┌──

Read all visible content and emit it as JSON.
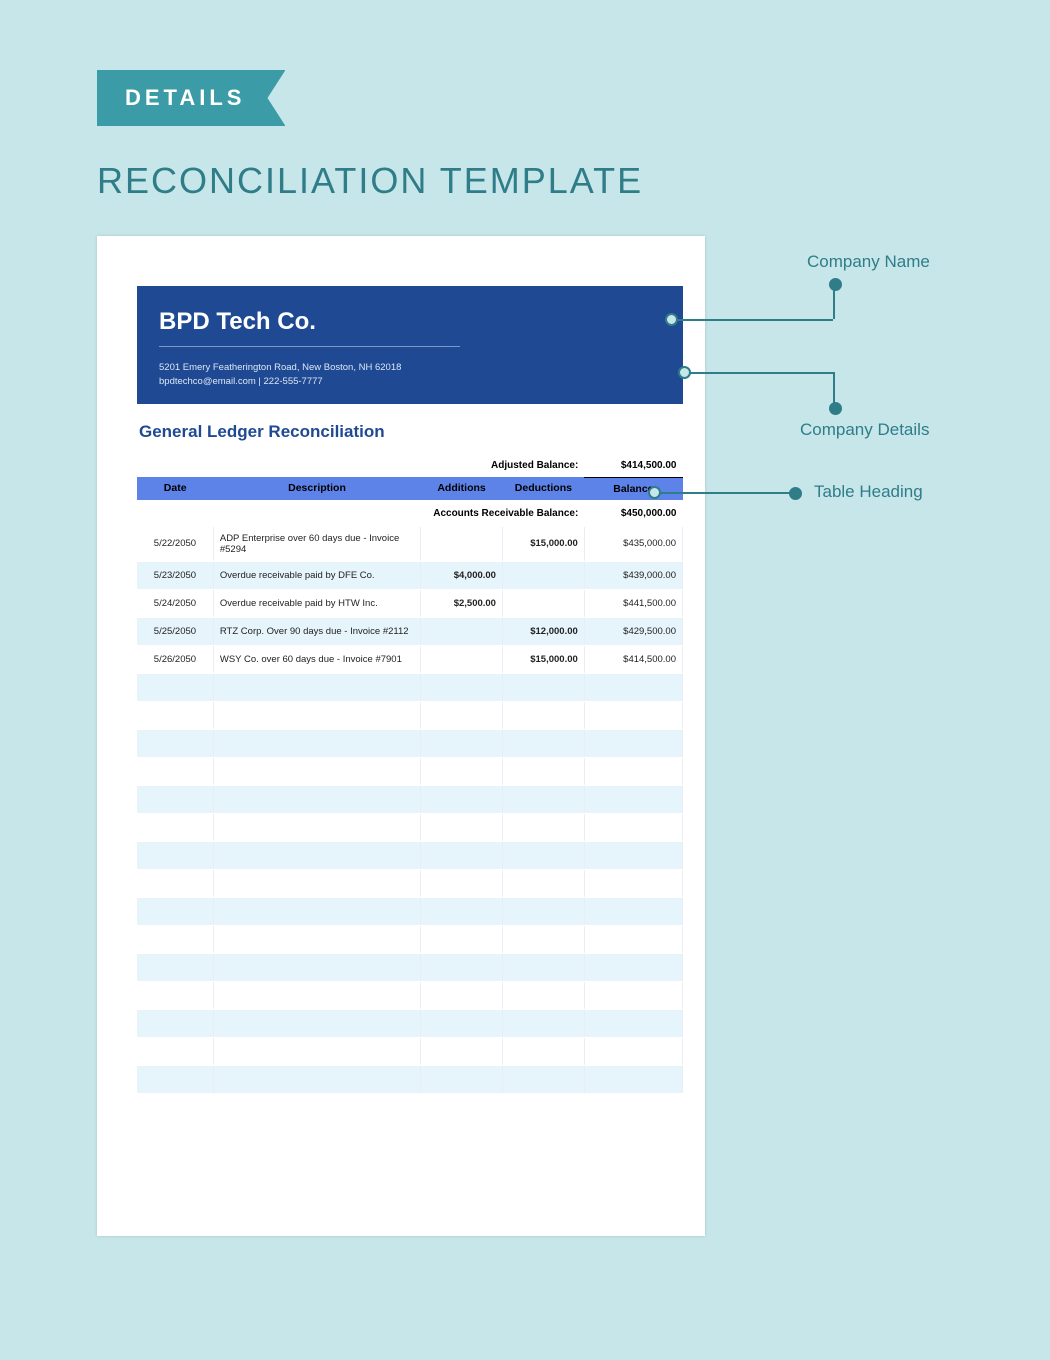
{
  "ribbon": {
    "label": "DETAILS"
  },
  "page": {
    "title": "RECONCILIATION TEMPLATE"
  },
  "company": {
    "name": "BPD Tech Co.",
    "address": "5201 Emery Featherington Road, New Boston, NH 62018",
    "contact": "bpdtechco@email.com | 222-555-7777"
  },
  "section": {
    "title": "General Ledger Reconciliation"
  },
  "adjusted": {
    "label": "Adjusted Balance:",
    "value": "$414,500.00"
  },
  "columns": {
    "date": "Date",
    "description": "Description",
    "additions": "Additions",
    "deductions": "Deductions",
    "balance": "Balance"
  },
  "ar": {
    "label": "Accounts Receivable Balance:",
    "value": "$450,000.00"
  },
  "rows": [
    {
      "date": "5/22/2050",
      "description": "ADP Enterprise over 60 days due - Invoice #5294",
      "additions": "",
      "deductions": "$15,000.00",
      "balance": "$435,000.00"
    },
    {
      "date": "5/23/2050",
      "description": "Overdue receivable paid by DFE Co.",
      "additions": "$4,000.00",
      "deductions": "",
      "balance": "$439,000.00"
    },
    {
      "date": "5/24/2050",
      "description": "Overdue receivable paid by HTW Inc.",
      "additions": "$2,500.00",
      "deductions": "",
      "balance": "$441,500.00"
    },
    {
      "date": "5/25/2050",
      "description": "RTZ Corp. Over 90 days due - Invoice #2112",
      "additions": "",
      "deductions": "$12,000.00",
      "balance": "$429,500.00"
    },
    {
      "date": "5/26/2050",
      "description": "WSY Co. over 60 days due - Invoice #7901",
      "additions": "",
      "deductions": "$15,000.00",
      "balance": "$414,500.00"
    }
  ],
  "empty_row_count": 15,
  "annotations": {
    "company_name": "Company Name",
    "company_details": "Company Details",
    "table_heading": "Table Heading"
  }
}
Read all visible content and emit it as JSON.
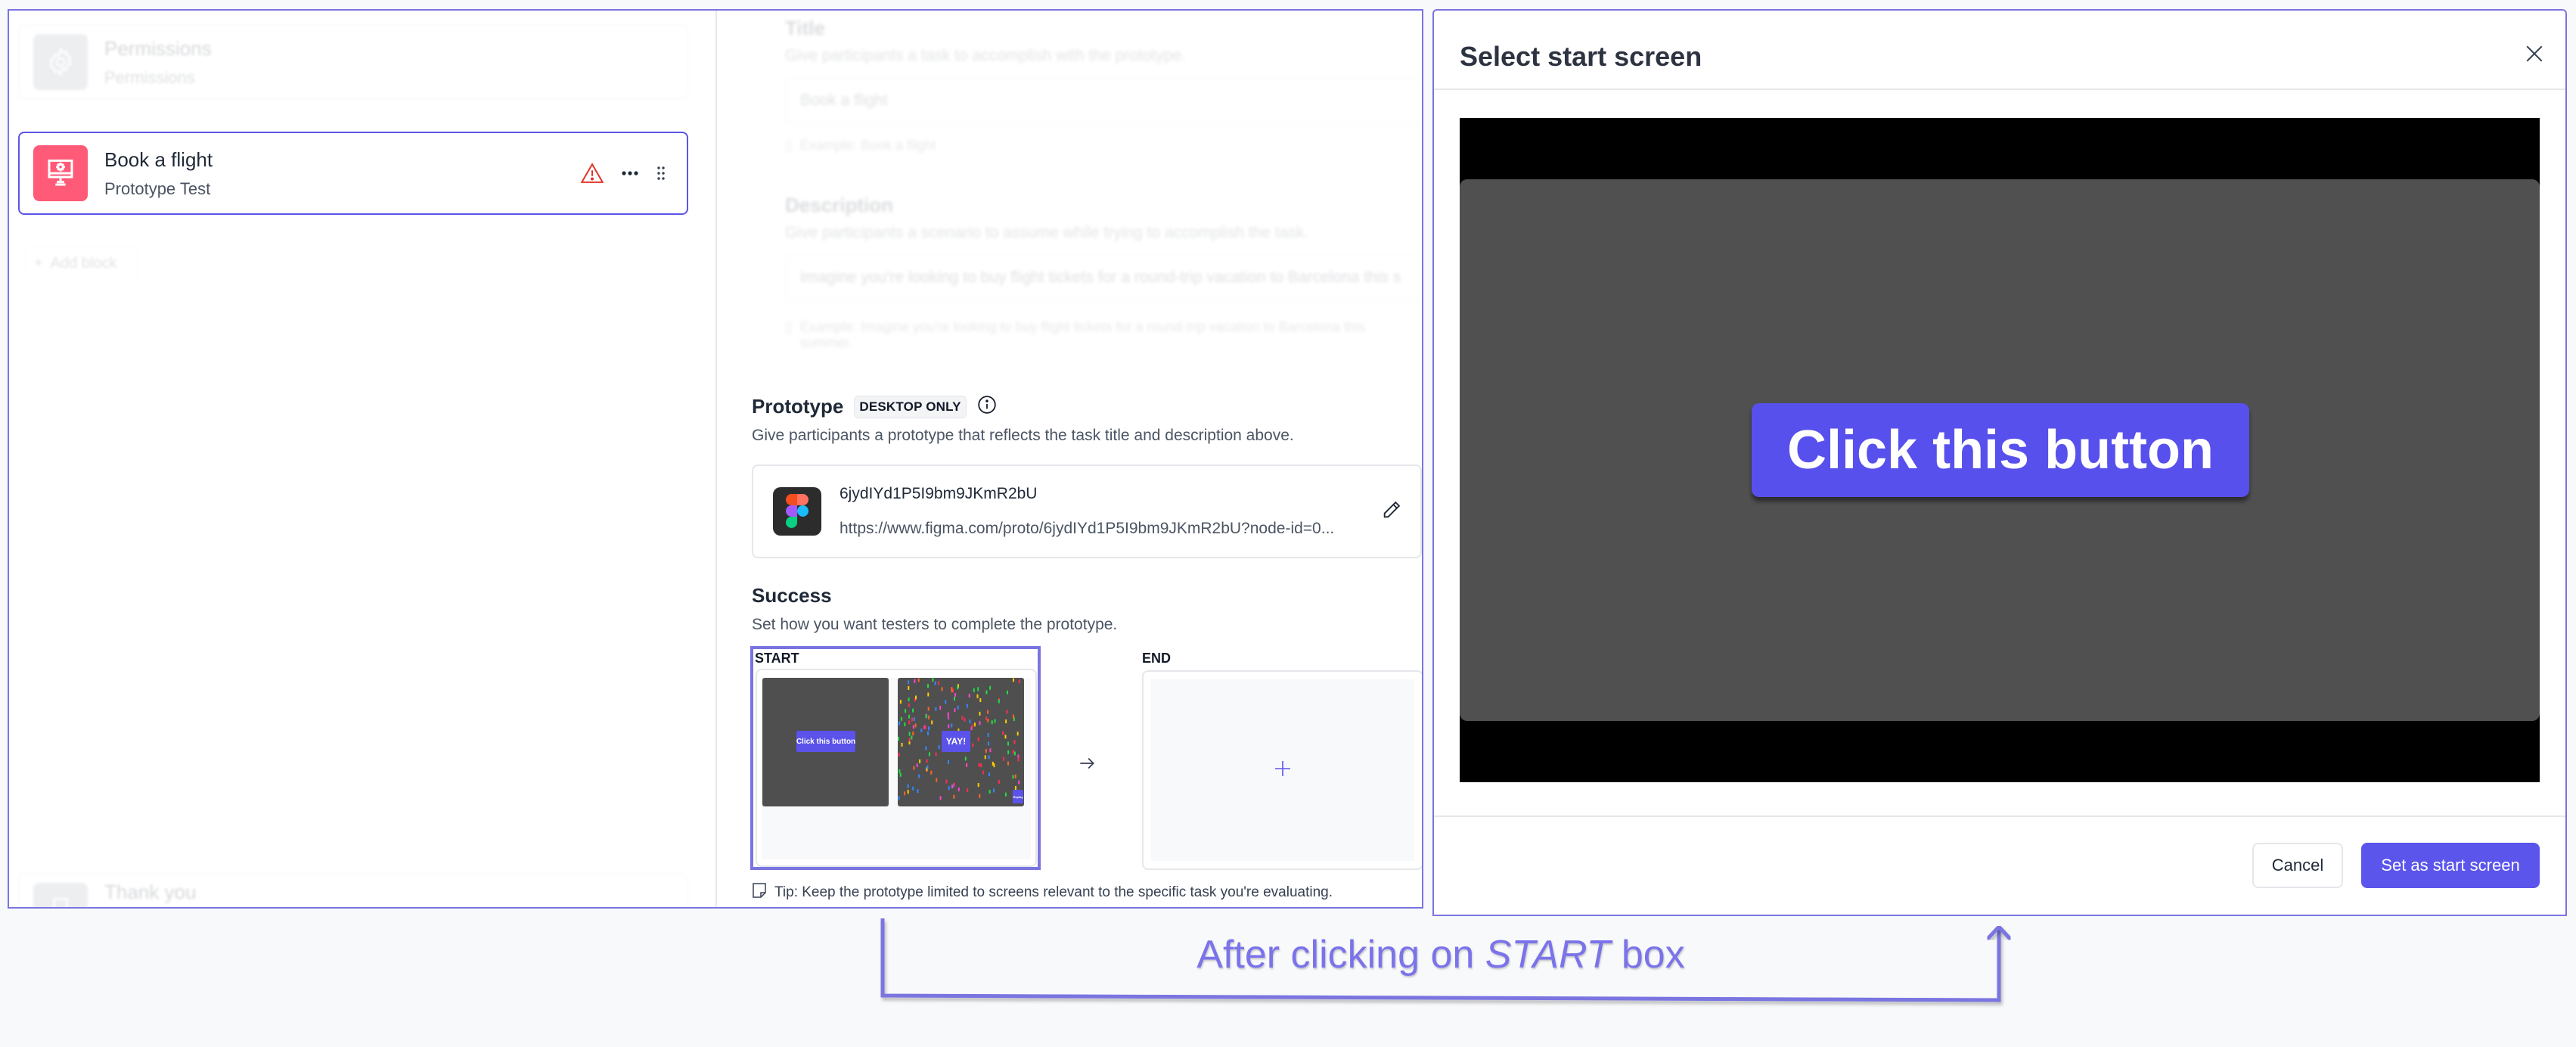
{
  "sidebar": {
    "blocks": [
      {
        "title": "Permissions",
        "subtitle": "Permissions",
        "icon": "gear-icon",
        "state": "faded"
      },
      {
        "title": "Book a flight",
        "subtitle": "Prototype Test",
        "icon": "monitor-gear-icon",
        "state": "selected",
        "icon_color": "#ff5a78",
        "warning": true
      },
      {
        "title": "Thank you",
        "subtitle": "",
        "icon": "trophy-icon",
        "state": "faded"
      }
    ],
    "add_block_label": "Add block"
  },
  "form": {
    "title": {
      "label": "Title",
      "help": "Give participants a task to accomplish with the prototype.",
      "value": "Book a flight",
      "example": "Example: Book a flight"
    },
    "description": {
      "label": "Description",
      "help": "Give participants a scenario to assume while trying to accomplish the task.",
      "value": "Imagine you're looking to buy flight tickets for a round-trip vacation to Barcelona this s",
      "example": "Example: Imagine you're looking to buy flight tickets for a round-trip vacation to Barcelona this summer."
    },
    "prototype": {
      "label": "Prototype",
      "badge": "DESKTOP ONLY",
      "help": "Give participants a prototype that reflects the task title and description above.",
      "name": "6jydIYd1P5I9bm9JKmR2bU",
      "url": "https://www.figma.com/proto/6jydIYd1P5I9bm9JKmR2bU?node-id=0..."
    },
    "success": {
      "label": "Success",
      "help": "Set how you want testers to complete the prototype.",
      "start_label": "START",
      "end_label": "END",
      "thumbnails": [
        {
          "button_text": "Click this button"
        },
        {
          "button_text": "YAY!",
          "corner_text": "Replay"
        }
      ],
      "tip": "Tip: Keep the prototype limited to screens relevant to the specific task you're evaluating."
    }
  },
  "modal": {
    "title": "Select start screen",
    "preview_button_text": "Click this button",
    "cancel_label": "Cancel",
    "primary_label": "Set as start screen"
  },
  "annotation": {
    "caption_before": "After clicking on ",
    "caption_emphasis": "START",
    "caption_after": " box"
  },
  "colors": {
    "accent": "#5b55eb",
    "annotation": "#7a74e0",
    "warning": "#e0352b",
    "block_icon": "#ff5a78"
  }
}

└──

What needs to be done:
Reproduce all of the material above word for word. Omit the pictures.

Result for this exercise:
Read all visible content and emit it as JSON.
{
  "ribbon": {
    "label": "DETAILS"
  },
  "page": {
    "title": "RECONCILIATION TEMPLATE"
  },
  "company": {
    "name": "BPD Tech Co.",
    "address": "5201 Emery Featherington Road, New Boston, NH 62018",
    "contact": "bpdtechco@email.com | 222-555-7777"
  },
  "section": {
    "title": "General Ledger Reconciliation"
  },
  "adjusted": {
    "label": "Adjusted Balance:",
    "value": "$414,500.00"
  },
  "columns": {
    "date": "Date",
    "description": "Description",
    "additions": "Additions",
    "deductions": "Deductions",
    "balance": "Balance"
  },
  "ar": {
    "label": "Accounts Receivable Balance:",
    "value": "$450,000.00"
  },
  "rows": [
    {
      "date": "5/22/2050",
      "description": "ADP Enterprise over 60 days due - Invoice #5294",
      "additions": "",
      "deductions": "$15,000.00",
      "balance": "$435,000.00"
    },
    {
      "date": "5/23/2050",
      "description": "Overdue receivable paid by DFE Co.",
      "additions": "$4,000.00",
      "deductions": "",
      "balance": "$439,000.00"
    },
    {
      "date": "5/24/2050",
      "description": "Overdue receivable paid by HTW Inc.",
      "additions": "$2,500.00",
      "deductions": "",
      "balance": "$441,500.00"
    },
    {
      "date": "5/25/2050",
      "description": "RTZ Corp. Over 90 days due - Invoice #2112",
      "additions": "",
      "deductions": "$12,000.00",
      "balance": "$429,500.00"
    },
    {
      "date": "5/26/2050",
      "description": "WSY Co. over 60 days due - Invoice #7901",
      "additions": "",
      "deductions": "$15,000.00",
      "balance": "$414,500.00"
    }
  ],
  "empty_row_count": 15,
  "annotations": {
    "company_name": "Company Name",
    "company_details": "Company Details",
    "table_heading": "Table Heading"
  }
}
Read all visible content and emit it as JSON.
{
  "sidebar": {
    "blocks": [
      {
        "title": "Permissions",
        "subtitle": "Permissions",
        "icon": "gear-icon",
        "state": "faded"
      },
      {
        "title": "Book a flight",
        "subtitle": "Prototype Test",
        "icon": "monitor-gear-icon",
        "state": "selected",
        "icon_color": "#ff5a78",
        "warning": true
      },
      {
        "title": "Thank you",
        "subtitle": "",
        "icon": "trophy-icon",
        "state": "faded"
      }
    ],
    "add_block_label": "Add block"
  },
  "form": {
    "title": {
      "label": "Title",
      "help": "Give participants a task to accomplish with the prototype.",
      "value": "Book a flight",
      "example": "Example: Book a flight"
    },
    "description": {
      "label": "Description",
      "help": "Give participants a scenario to assume while trying to accomplish the task.",
      "value": "Imagine you're looking to buy flight tickets for a round-trip vacation to Barcelona this s",
      "example": "Example: Imagine you're looking to buy flight tickets for a round-trip vacation to Barcelona this summer."
    },
    "prototype": {
      "label": "Prototype",
      "badge": "DESKTOP ONLY",
      "help": "Give participants a prototype that reflects the task title and description above.",
      "name": "6jydIYd1P5I9bm9JKmR2bU",
      "url": "https://www.figma.com/proto/6jydIYd1P5I9bm9JKmR2bU?node-id=0..."
    },
    "success": {
      "label": "Success",
      "help": "Set how you want testers to complete the prototype.",
      "start_label": "START",
      "end_label": "END",
      "thumbnails": [
        {
          "button_text": "Click this button"
        },
        {
          "button_text": "YAY!",
          "corner_text": "Replay"
        }
      ],
      "tip": "Tip: Keep the prototype limited to screens relevant to the specific task you're evaluating."
    }
  },
  "modal": {
    "title": "Select start screen",
    "preview_button_text": "Click this button",
    "cancel_label": "Cancel",
    "primary_label": "Set as start screen"
  },
  "annotation": {
    "caption_before": "After clicking on ",
    "caption_emphasis": "START",
    "caption_after": " box"
  },
  "colors": {
    "accent": "#5b55eb",
    "annotation": "#7a74e0",
    "warning": "#e0352b",
    "block_icon": "#ff5a78"
  }
}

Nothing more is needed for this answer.